» STATED PROBLEM:
Copy out, unchanged, the lines of the records from the line with "infographic-thumbnail[interactable]: DIY ITY" to the line with "pink-blouse-photo [138,1836,202,1908]", including both of those lines.

* START MATERIAL FOR THIS TASK *

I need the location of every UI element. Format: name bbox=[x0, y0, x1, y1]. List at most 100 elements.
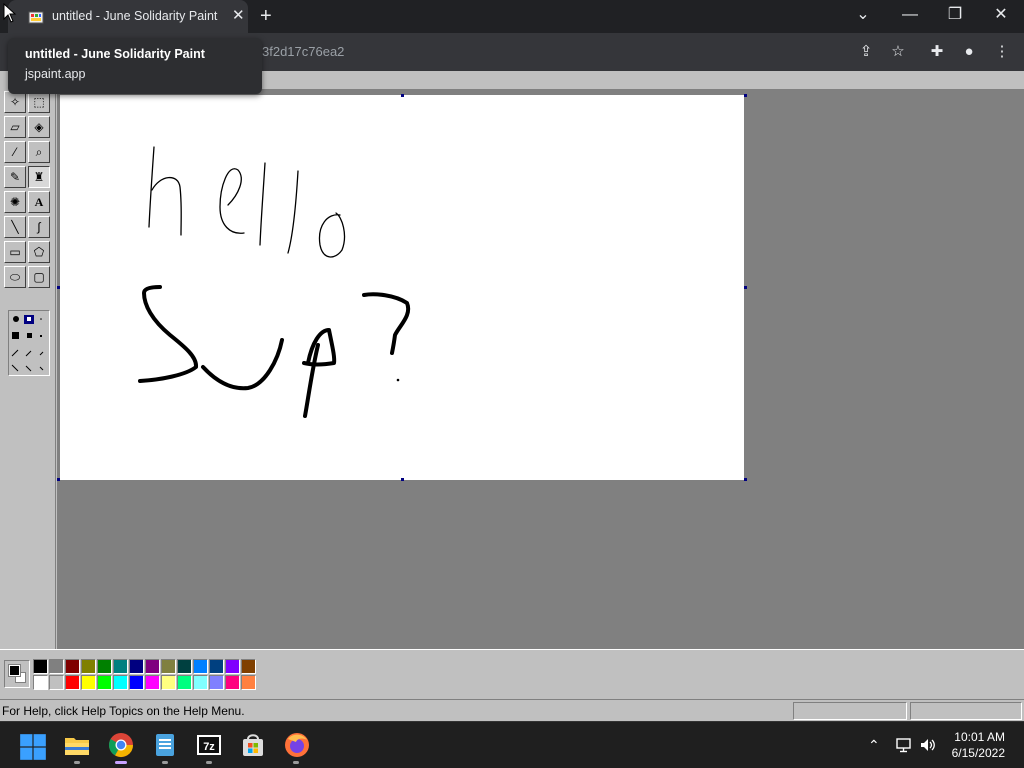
network-icon[interactable] bbox=[895, 736, 913, 754]
palette-swatch[interactable] bbox=[241, 675, 256, 690]
mouse-cursor-icon bbox=[3, 3, 17, 23]
palette-swatch[interactable] bbox=[209, 675, 224, 690]
palette-swatch[interactable] bbox=[225, 659, 240, 674]
palette-swatch[interactable] bbox=[33, 659, 48, 674]
free-form-select-tool[interactable]: ✧ bbox=[4, 91, 26, 113]
paint-app: ✧ ⬚ ▱ ◈ ⁄ ⌕ ✎ ♜ ✺ A ╲ ∫ ▭ ⬠ ⬭ ▢ For Help… bbox=[0, 71, 1024, 721]
palette-swatch[interactable] bbox=[193, 675, 208, 690]
ellipse-tool[interactable]: ⬭ bbox=[4, 266, 26, 288]
eraser-tool[interactable]: ▱ bbox=[4, 116, 26, 138]
clock-date[interactable]: 6/15/2022 bbox=[952, 746, 1005, 760]
status-bar: For Help, click Help Topics on the Help … bbox=[0, 699, 1024, 721]
tab-title: untitled - June Solidarity Paint bbox=[52, 9, 218, 23]
resize-handle-top[interactable] bbox=[401, 94, 404, 97]
more-menu-icon[interactable]: ⋮ bbox=[992, 42, 1012, 62]
brush-tool[interactable]: ♜ bbox=[28, 166, 50, 188]
windows-taskbar: 7z ⌃ 10:01 AM 6/15/2022 bbox=[0, 721, 1024, 768]
palette-swatch[interactable] bbox=[177, 659, 192, 674]
share-icon[interactable]: ⇪ bbox=[856, 42, 876, 62]
palette-swatch[interactable] bbox=[113, 659, 128, 674]
color-palette bbox=[0, 649, 1024, 695]
browser-title-bar: untitled - June Solidarity Paint ✕ + ⌄ —… bbox=[0, 0, 1024, 33]
new-tab-button[interactable]: + bbox=[260, 5, 272, 27]
clock-time[interactable]: 10:01 AM bbox=[954, 730, 1005, 744]
minimize-button[interactable]: — bbox=[895, 4, 925, 26]
show-hidden-icons-chevron-icon[interactable]: ⌃ bbox=[868, 736, 880, 754]
windows-start-icon[interactable] bbox=[19, 733, 47, 761]
svg-text:7z: 7z bbox=[203, 741, 215, 753]
status-panel-size bbox=[910, 702, 1022, 720]
palette-swatch[interactable] bbox=[241, 659, 256, 674]
palette-swatch[interactable] bbox=[193, 659, 208, 674]
brush-shape-options-icon bbox=[11, 315, 44, 372]
palette-swatch[interactable] bbox=[81, 659, 96, 674]
notepad-running-indicator bbox=[162, 761, 168, 764]
tab-close-icon[interactable]: ✕ bbox=[232, 7, 245, 25]
line-tool[interactable]: ╲ bbox=[4, 216, 26, 238]
text-tool[interactable]: A bbox=[28, 191, 50, 213]
color-picker-tool[interactable]: ⁄ bbox=[4, 141, 26, 163]
resize-handle-bottom[interactable] bbox=[401, 478, 404, 481]
current-colors[interactable] bbox=[4, 660, 30, 688]
profile-avatar-icon[interactable]: ● bbox=[959, 42, 979, 62]
resize-handle-right[interactable] bbox=[744, 286, 747, 289]
chrome-icon[interactable] bbox=[107, 731, 135, 759]
select-tool[interactable]: ⬚ bbox=[28, 91, 50, 113]
polygon-tool[interactable]: ⬠ bbox=[28, 241, 50, 263]
palette-swatch[interactable] bbox=[113, 675, 128, 690]
palette-swatch[interactable] bbox=[209, 659, 224, 674]
maximize-button[interactable]: ❐ bbox=[940, 4, 970, 26]
close-window-button[interactable]: ✕ bbox=[986, 4, 1016, 26]
chrome-active-indicator bbox=[115, 761, 127, 764]
palette-swatch[interactable] bbox=[161, 659, 176, 674]
palette-swatch[interactable] bbox=[177, 675, 192, 690]
palette-swatch[interactable] bbox=[97, 675, 112, 690]
address-bar-url[interactable]: 3f2d17c76ea2 bbox=[262, 44, 344, 59]
tooltip-title: untitled - June Solidarity Paint bbox=[25, 47, 205, 61]
firefox-icon[interactable] bbox=[283, 731, 311, 759]
volume-icon[interactable] bbox=[919, 736, 937, 754]
palette-swatch[interactable] bbox=[81, 675, 96, 690]
fill-bucket-tool[interactable]: ◈ bbox=[28, 116, 50, 138]
palette-swatch[interactable] bbox=[49, 675, 64, 690]
tooltip-url: jspaint.app bbox=[25, 67, 86, 81]
palette-swatch[interactable] bbox=[129, 659, 144, 674]
jspaint-favicon-icon bbox=[28, 11, 44, 24]
palette-swatch[interactable] bbox=[129, 675, 144, 690]
pencil-tool[interactable]: ✎ bbox=[4, 166, 26, 188]
brush-options[interactable] bbox=[8, 310, 50, 376]
palette-swatch[interactable] bbox=[97, 659, 112, 674]
resize-handle-bottom-right[interactable] bbox=[744, 478, 747, 481]
airbrush-tool[interactable]: ✺ bbox=[4, 191, 26, 213]
palette-swatch[interactable] bbox=[145, 675, 160, 690]
palette-swatch[interactable] bbox=[225, 675, 240, 690]
firefox-running-indicator bbox=[293, 761, 299, 764]
canvas-drawing bbox=[138, 146, 411, 418]
palette-swatch[interactable] bbox=[33, 675, 48, 690]
7zip-running-indicator bbox=[206, 761, 212, 764]
notepad-icon[interactable] bbox=[151, 731, 179, 759]
drawing-canvas[interactable] bbox=[60, 95, 744, 480]
microsoft-store-icon[interactable] bbox=[239, 731, 267, 759]
resize-handle-bottom-left[interactable] bbox=[57, 478, 60, 481]
palette-swatch[interactable] bbox=[161, 675, 176, 690]
palette-swatch[interactable] bbox=[145, 659, 160, 674]
bookmark-star-icon[interactable]: ☆ bbox=[888, 42, 908, 62]
7zip-icon[interactable]: 7z bbox=[195, 731, 223, 759]
rectangle-tool[interactable]: ▭ bbox=[4, 241, 26, 263]
rounded-rectangle-tool[interactable]: ▢ bbox=[28, 266, 50, 288]
extensions-puzzle-icon[interactable]: ✚ bbox=[927, 42, 947, 62]
palette-swatch[interactable] bbox=[49, 659, 64, 674]
resize-handle-left[interactable] bbox=[57, 286, 60, 289]
palette-swatch[interactable] bbox=[65, 659, 80, 674]
status-panel-coordinates bbox=[793, 702, 907, 720]
toolbox: ✧ ⬚ ▱ ◈ ⁄ ⌕ ✎ ♜ ✺ A ╲ ∫ ▭ ⬠ ⬭ ▢ bbox=[0, 89, 56, 649]
resize-handle-top-right[interactable] bbox=[744, 94, 747, 97]
primary-color-swatch[interactable] bbox=[8, 664, 21, 677]
curve-tool[interactable]: ∫ bbox=[28, 216, 50, 238]
magnifier-tool[interactable]: ⌕ bbox=[28, 141, 50, 163]
browser-tab[interactable]: untitled - June Solidarity Paint ✕ bbox=[8, 0, 248, 33]
palette-swatch[interactable] bbox=[65, 675, 80, 690]
tab-search-dropdown-icon[interactable]: ⌄ bbox=[848, 4, 878, 26]
file-explorer-icon[interactable] bbox=[63, 731, 91, 759]
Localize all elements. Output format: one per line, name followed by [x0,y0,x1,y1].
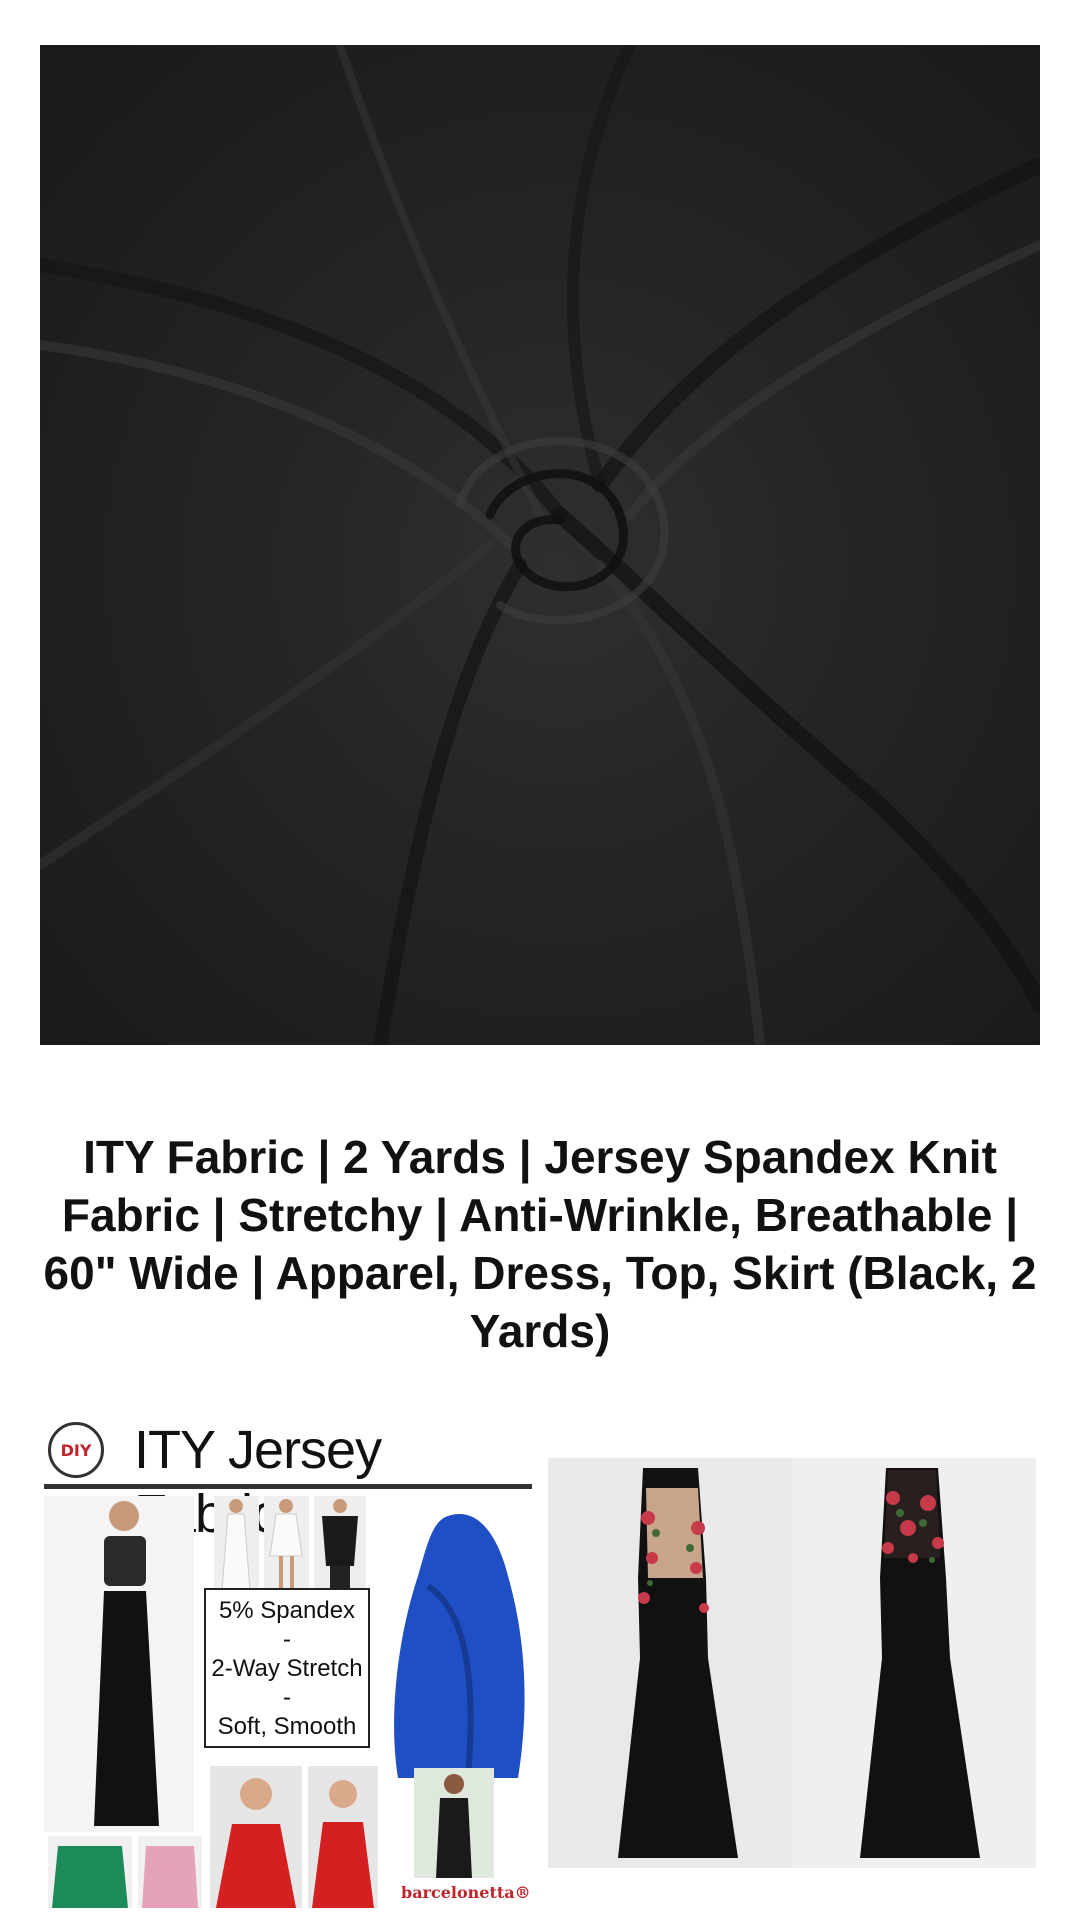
infographic-thumbnail[interactable]: DIY ITY Jersey Fabric 5% Spandex - 2-Way… [44,1418,532,1908]
diy-logo: DIY [48,1422,104,1478]
product-main-image[interactable] [40,45,1040,1045]
spec-box: 5% Spandex - 2-Way Stretch - Soft, Smoot… [204,1588,370,1748]
white-long-dress-photo [214,1496,259,1591]
product-title: ITY Fabric | 2 Yards | Jersey Spandex Kn… [43,1131,1037,1357]
brand-logo: barcelonetta® [401,1883,531,1902]
black-outfit-photo [44,1496,194,1832]
fabric-swirl-graphic [40,45,1040,1045]
spec-line-3: 2-Way Stretch [211,1654,363,1682]
red-dress-photo-1 [210,1766,302,1908]
spec-line-5: Soft, Smooth [217,1712,357,1740]
black-gown-photo [548,1458,1036,1868]
red-dress-photo-2 [308,1766,378,1908]
pink-blouse-photo [138,1836,202,1908]
gown-thumbnail[interactable] [548,1458,1036,1868]
white-short-dress-photo [264,1496,309,1591]
spec-line-1: 5% Spandex [218,1596,356,1624]
blue-fabric-photo [388,1496,532,1778]
thumbnail-row: DIY ITY Jersey Fabric 5% Spandex - 2-Way… [44,1418,1040,1908]
spec-line-4: - [283,1683,291,1711]
green-blouse-photo [48,1836,132,1908]
black-dress-model-photo [414,1768,494,1878]
heading-divider [44,1484,532,1489]
black-top-photo [314,1496,366,1591]
spec-line-2: - [283,1625,291,1653]
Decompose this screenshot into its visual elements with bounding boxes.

* END MATERIAL FOR THIS TASK *

» EXPECTED ANSWER:
infographic-thumbnail[interactable]: DIY ITY Jersey Fabric 5% Spandex - 2-Way… [44,1418,532,1908]
diy-logo: DIY [48,1422,104,1478]
product-main-image[interactable] [40,45,1040,1045]
spec-box: 5% Spandex - 2-Way Stretch - Soft, Smoot… [204,1588,370,1748]
white-long-dress-photo [214,1496,259,1591]
product-title: ITY Fabric | 2 Yards | Jersey Spandex Kn… [43,1131,1037,1357]
brand-logo: barcelonetta® [401,1883,531,1902]
black-outfit-photo [44,1496,194,1832]
fabric-swirl-graphic [40,45,1040,1045]
spec-line-3: 2-Way Stretch [211,1654,363,1682]
red-dress-photo-1 [210,1766,302,1908]
spec-line-5: Soft, Smooth [217,1712,357,1740]
black-gown-photo [548,1458,1036,1868]
red-dress-photo-2 [308,1766,378,1908]
pink-blouse-photo [138,1836,202,1908]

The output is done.